= To do =
Transcribe every line exactly and omit anything that is a picture.

--- Start Task inputs ---

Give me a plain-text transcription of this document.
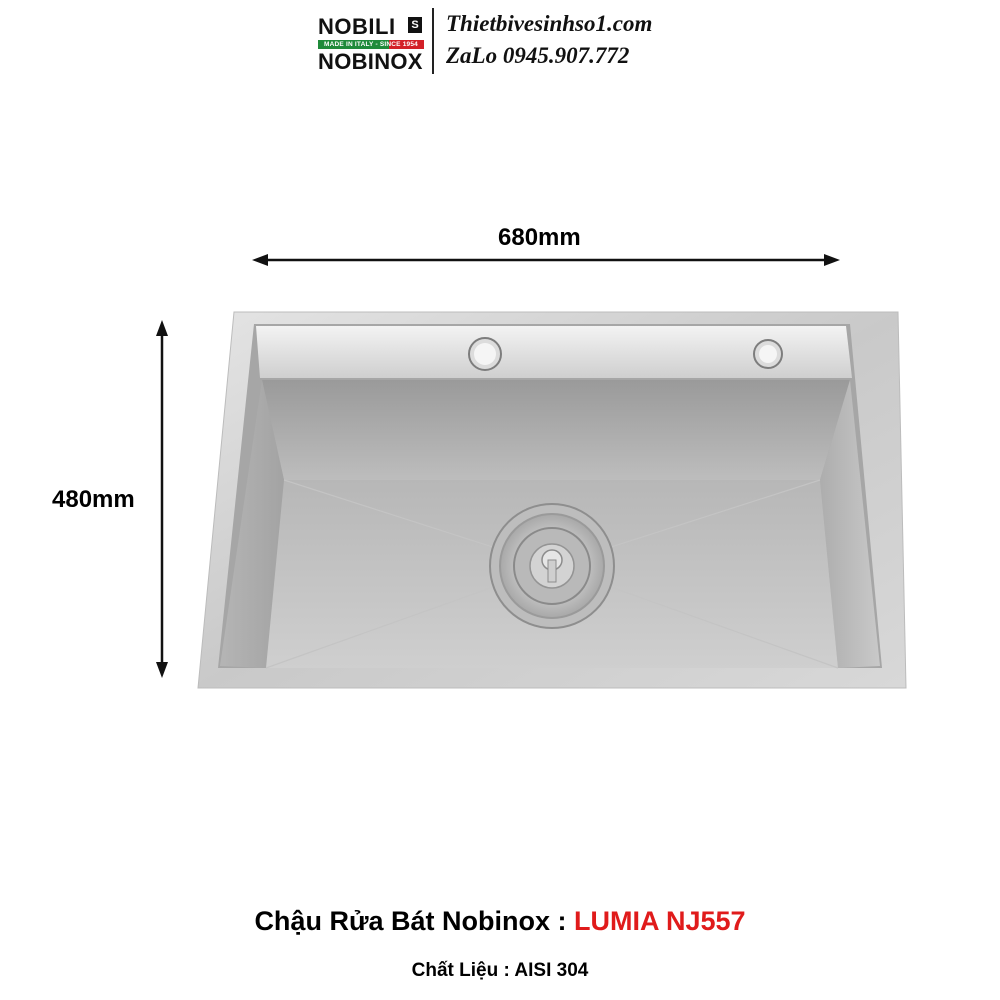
NOBILI	S
MADE IN ITALY - SINCE 1954
NOBINOX
Thietbivesinhso1.com
ZaLo 0945.907.772
680mm
480mm
Chậu Rửa Bát Nobinox : LUMIA NJ557
Chất Liệu : AISI 304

--- End Task inputs ---

= Complete output =
Give me a plain-text transcription of this document.
NOBILI	S
MADE IN ITALY - SINCE 1954
NOBINOX
Thietbivesinhso1.com
ZaLo 0945.907.772
680mm
480mm
Chậu Rửa Bát Nobinox : LUMIA NJ557
Chất Liệu : AISI 304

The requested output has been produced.